======== Extracted entries
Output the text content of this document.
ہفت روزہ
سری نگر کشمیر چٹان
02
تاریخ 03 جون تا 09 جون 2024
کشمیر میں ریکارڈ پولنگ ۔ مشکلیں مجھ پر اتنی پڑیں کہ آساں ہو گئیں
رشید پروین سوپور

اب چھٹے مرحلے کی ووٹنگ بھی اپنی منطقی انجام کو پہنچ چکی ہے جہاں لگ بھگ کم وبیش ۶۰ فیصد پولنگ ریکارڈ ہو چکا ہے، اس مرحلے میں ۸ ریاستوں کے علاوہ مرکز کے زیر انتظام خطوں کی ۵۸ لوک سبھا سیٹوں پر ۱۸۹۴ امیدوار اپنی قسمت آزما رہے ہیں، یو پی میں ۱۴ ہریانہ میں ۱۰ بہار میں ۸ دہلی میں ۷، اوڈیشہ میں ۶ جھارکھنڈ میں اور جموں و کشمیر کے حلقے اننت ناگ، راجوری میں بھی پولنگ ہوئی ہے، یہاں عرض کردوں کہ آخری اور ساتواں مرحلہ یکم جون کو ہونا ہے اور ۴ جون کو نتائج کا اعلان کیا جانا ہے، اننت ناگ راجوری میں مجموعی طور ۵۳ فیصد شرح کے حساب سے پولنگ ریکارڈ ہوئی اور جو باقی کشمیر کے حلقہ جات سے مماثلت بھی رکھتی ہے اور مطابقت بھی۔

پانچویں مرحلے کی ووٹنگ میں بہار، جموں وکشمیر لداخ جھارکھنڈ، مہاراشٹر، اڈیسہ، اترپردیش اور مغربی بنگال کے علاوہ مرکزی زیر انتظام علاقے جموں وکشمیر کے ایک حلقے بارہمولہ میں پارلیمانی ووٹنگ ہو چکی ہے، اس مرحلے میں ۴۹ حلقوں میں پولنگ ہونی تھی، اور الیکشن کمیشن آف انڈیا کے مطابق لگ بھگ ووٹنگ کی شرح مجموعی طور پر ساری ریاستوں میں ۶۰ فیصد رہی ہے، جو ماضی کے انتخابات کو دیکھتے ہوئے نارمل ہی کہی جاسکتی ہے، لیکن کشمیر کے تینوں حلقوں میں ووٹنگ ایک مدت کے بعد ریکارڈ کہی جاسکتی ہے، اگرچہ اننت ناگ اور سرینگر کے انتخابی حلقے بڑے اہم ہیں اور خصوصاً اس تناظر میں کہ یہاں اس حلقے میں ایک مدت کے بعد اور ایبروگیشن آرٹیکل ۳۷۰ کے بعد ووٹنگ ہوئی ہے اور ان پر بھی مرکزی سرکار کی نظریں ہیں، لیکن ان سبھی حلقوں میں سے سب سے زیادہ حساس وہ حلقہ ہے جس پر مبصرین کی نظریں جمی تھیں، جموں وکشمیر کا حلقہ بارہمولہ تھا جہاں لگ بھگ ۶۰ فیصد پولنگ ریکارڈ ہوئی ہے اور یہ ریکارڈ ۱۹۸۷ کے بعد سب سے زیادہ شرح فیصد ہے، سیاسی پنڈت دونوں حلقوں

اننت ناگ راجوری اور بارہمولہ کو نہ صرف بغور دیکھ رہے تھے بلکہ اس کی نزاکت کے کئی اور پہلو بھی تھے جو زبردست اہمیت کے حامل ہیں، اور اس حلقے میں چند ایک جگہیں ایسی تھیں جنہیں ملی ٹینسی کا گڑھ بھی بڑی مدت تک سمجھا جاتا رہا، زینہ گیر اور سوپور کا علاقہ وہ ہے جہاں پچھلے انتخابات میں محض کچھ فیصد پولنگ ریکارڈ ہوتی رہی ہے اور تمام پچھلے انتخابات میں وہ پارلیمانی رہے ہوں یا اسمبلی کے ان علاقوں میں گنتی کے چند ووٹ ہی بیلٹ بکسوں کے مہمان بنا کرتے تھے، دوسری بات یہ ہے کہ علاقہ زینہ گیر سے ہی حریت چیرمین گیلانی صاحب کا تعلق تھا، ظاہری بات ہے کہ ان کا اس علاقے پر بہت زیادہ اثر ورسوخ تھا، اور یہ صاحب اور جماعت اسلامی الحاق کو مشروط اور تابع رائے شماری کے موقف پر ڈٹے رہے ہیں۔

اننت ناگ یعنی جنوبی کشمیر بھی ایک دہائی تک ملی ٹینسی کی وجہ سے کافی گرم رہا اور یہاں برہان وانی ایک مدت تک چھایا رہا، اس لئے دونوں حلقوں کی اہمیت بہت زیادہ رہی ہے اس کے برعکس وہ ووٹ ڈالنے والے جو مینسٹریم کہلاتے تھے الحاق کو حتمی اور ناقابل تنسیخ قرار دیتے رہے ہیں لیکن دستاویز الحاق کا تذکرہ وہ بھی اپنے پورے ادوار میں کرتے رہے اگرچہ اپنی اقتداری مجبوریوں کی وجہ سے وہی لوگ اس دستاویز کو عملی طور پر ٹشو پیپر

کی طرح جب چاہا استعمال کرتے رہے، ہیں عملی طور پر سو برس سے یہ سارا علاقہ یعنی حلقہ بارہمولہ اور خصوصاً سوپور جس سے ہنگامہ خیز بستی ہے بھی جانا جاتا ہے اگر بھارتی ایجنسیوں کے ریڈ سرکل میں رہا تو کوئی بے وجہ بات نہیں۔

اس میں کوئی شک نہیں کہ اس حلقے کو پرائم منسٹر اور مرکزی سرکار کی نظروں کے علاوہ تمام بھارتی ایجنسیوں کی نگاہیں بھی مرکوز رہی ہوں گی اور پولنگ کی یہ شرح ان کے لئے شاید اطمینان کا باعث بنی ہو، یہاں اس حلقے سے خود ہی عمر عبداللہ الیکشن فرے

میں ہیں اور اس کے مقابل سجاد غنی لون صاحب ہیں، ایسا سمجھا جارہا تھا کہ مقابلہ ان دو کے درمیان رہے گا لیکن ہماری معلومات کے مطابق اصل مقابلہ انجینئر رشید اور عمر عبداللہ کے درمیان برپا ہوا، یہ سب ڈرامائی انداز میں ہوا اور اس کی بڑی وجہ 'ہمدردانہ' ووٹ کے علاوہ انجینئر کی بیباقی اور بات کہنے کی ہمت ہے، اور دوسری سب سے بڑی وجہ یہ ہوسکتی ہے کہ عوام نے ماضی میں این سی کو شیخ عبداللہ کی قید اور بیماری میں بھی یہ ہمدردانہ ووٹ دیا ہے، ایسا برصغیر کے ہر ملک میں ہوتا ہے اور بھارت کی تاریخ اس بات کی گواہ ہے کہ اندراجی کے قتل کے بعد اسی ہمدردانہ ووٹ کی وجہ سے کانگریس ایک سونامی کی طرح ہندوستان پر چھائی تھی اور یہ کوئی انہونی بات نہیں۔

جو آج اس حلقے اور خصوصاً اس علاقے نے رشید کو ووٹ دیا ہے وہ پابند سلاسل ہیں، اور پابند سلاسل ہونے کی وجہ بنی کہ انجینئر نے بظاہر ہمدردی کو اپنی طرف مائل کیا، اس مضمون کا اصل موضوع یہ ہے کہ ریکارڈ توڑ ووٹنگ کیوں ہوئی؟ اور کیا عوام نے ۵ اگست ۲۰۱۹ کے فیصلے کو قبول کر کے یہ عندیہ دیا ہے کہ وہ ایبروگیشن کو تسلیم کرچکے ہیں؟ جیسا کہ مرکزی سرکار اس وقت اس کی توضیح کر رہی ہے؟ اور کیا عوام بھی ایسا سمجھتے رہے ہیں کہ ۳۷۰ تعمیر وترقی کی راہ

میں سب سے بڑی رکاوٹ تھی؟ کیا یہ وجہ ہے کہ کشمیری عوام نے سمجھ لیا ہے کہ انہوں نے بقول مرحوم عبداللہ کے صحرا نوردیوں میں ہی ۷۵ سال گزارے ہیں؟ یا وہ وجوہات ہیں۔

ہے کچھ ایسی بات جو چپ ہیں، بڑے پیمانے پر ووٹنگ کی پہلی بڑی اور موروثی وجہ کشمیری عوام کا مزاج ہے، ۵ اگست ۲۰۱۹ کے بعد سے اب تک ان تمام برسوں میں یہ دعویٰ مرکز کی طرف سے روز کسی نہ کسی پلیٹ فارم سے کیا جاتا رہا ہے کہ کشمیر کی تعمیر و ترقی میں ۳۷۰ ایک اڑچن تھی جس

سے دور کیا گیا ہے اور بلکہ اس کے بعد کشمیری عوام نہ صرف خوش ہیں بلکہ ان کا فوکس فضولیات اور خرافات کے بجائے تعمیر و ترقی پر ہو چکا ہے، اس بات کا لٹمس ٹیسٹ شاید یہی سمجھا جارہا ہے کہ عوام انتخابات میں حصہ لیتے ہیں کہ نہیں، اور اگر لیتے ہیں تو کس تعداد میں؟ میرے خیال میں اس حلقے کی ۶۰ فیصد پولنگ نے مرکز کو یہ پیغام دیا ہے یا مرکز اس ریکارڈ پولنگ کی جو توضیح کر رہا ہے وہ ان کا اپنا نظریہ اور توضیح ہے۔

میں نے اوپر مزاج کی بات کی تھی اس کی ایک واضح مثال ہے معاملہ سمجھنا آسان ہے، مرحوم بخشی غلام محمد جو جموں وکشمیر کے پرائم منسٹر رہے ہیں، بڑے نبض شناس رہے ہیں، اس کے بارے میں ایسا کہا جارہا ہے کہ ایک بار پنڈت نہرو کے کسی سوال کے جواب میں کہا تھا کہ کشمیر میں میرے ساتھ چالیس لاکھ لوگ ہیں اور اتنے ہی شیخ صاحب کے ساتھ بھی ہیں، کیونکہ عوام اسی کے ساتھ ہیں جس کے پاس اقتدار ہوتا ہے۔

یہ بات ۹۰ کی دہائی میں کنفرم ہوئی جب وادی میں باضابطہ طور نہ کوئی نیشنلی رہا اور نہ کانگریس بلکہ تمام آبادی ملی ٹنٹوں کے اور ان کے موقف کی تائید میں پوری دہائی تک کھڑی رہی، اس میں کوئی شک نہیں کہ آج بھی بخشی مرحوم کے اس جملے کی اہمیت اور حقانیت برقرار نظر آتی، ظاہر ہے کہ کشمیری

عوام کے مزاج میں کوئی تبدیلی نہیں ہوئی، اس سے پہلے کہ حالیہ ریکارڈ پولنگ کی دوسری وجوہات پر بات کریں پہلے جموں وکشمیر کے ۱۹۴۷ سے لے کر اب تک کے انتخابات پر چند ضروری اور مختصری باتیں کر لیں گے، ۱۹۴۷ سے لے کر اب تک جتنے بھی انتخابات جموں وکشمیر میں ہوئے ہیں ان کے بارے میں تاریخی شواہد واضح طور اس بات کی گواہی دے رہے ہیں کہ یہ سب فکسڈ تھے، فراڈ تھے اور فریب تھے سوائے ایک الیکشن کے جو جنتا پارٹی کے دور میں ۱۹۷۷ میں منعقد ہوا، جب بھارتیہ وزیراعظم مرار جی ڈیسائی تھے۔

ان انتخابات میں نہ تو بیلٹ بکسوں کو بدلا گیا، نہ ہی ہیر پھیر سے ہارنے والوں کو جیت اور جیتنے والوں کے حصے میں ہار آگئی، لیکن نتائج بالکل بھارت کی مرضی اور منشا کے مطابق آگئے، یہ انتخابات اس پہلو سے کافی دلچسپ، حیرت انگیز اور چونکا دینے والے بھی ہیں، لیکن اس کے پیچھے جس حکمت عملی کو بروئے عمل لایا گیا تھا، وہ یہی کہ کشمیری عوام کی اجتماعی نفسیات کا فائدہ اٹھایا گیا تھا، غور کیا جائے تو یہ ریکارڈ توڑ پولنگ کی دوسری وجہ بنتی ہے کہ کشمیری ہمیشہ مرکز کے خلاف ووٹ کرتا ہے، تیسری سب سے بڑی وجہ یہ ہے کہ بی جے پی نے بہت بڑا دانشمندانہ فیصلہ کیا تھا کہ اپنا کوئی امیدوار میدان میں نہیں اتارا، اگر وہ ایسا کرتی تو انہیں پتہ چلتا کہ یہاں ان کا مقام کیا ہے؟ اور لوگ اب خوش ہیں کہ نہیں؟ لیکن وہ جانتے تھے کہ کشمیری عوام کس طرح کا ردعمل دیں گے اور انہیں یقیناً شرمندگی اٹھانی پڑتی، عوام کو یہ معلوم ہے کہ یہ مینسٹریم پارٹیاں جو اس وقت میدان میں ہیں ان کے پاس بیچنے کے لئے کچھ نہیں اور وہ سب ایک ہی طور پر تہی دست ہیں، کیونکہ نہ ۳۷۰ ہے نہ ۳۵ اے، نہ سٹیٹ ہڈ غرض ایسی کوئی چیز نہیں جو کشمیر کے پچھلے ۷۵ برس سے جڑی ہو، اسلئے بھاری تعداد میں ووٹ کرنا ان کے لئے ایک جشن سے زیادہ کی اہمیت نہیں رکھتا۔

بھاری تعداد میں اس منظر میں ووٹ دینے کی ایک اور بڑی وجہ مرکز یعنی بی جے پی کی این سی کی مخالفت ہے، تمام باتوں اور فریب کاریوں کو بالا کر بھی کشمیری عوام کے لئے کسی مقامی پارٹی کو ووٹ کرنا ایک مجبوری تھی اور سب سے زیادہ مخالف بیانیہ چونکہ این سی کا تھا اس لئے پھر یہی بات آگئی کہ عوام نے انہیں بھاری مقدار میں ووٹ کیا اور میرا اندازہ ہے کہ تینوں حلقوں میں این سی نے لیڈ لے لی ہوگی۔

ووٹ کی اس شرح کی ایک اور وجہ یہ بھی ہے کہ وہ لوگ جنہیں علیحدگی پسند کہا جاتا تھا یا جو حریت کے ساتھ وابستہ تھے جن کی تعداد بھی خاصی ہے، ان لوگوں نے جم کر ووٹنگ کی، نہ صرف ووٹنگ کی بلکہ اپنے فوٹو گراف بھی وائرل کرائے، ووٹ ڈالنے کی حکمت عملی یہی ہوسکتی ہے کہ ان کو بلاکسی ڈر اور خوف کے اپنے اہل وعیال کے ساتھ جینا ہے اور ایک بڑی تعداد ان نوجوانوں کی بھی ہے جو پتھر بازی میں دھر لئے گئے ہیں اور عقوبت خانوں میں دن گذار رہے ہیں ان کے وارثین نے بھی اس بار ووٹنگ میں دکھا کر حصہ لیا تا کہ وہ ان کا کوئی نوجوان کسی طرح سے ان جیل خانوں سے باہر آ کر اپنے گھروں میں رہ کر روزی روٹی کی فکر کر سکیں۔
================
● Problem to work on
Report how many lines of the records above contain the word "ہوتا", giving only the number.

● Answer
2